Set problem
Your task is to print all of the material verbatim.

Items from a data source
*****
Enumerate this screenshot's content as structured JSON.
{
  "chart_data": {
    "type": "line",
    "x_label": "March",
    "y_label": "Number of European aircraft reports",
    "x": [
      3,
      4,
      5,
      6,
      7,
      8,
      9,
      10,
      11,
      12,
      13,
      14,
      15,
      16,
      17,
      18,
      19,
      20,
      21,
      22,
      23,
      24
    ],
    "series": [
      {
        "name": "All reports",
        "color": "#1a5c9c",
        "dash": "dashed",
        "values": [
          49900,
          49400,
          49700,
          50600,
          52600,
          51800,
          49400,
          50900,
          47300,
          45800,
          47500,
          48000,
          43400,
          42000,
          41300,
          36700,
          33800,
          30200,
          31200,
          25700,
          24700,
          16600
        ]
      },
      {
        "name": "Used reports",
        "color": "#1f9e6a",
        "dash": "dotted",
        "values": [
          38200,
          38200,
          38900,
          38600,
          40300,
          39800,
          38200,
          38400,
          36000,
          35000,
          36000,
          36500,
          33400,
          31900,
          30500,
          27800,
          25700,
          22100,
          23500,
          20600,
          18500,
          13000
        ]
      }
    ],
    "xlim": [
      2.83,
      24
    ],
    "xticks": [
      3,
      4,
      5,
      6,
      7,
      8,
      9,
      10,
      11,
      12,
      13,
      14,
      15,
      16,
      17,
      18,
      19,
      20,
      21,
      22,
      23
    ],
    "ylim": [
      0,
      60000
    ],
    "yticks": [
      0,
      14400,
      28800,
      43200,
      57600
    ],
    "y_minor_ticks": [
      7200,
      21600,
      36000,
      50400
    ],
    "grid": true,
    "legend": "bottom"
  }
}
*****
Task output
Enumerate this screenshot's content as structured JSON.
{
  "chart_data": {
    "type": "line",
    "x_label": "March",
    "y_label": "Number of European aircraft reports",
    "x": [
      3,
      4,
      5,
      6,
      7,
      8,
      9,
      10,
      11,
      12,
      13,
      14,
      15,
      16,
      17,
      18,
      19,
      20,
      21,
      22,
      23,
      24
    ],
    "series": [
      {
        "name": "All reports",
        "color": "#1a5c9c",
        "dash": "dashed",
        "values": [
          49900,
          49400,
          49700,
          50600,
          52600,
          51800,
          49400,
          50900,
          47300,
          45800,
          47500,
          48000,
          43400,
          42000,
          41300,
          36700,
          33800,
          30200,
          31200,
          25700,
          24700,
          16600
        ]
      },
      {
        "name": "Used reports",
        "color": "#1f9e6a",
        "dash": "dotted",
        "values": [
          38200,
          38200,
          38900,
          38600,
          40300,
          39800,
          38200,
          38400,
          36000,
          35000,
          36000,
          36500,
          33400,
          31900,
          30500,
          27800,
          25700,
          22100,
          23500,
          20600,
          18500,
          13000
        ]
      }
    ],
    "xlim": [
      2.83,
      24
    ],
    "xticks": [
      3,
      4,
      5,
      6,
      7,
      8,
      9,
      10,
      11,
      12,
      13,
      14,
      15,
      16,
      17,
      18,
      19,
      20,
      21,
      22,
      23
    ],
    "ylim": [
      0,
      60000
    ],
    "yticks": [
      0,
      14400,
      28800,
      43200,
      57600
    ],
    "y_minor_ticks": [
      7200,
      21600,
      36000,
      50400
    ],
    "grid": true,
    "legend": "bottom"
  }
}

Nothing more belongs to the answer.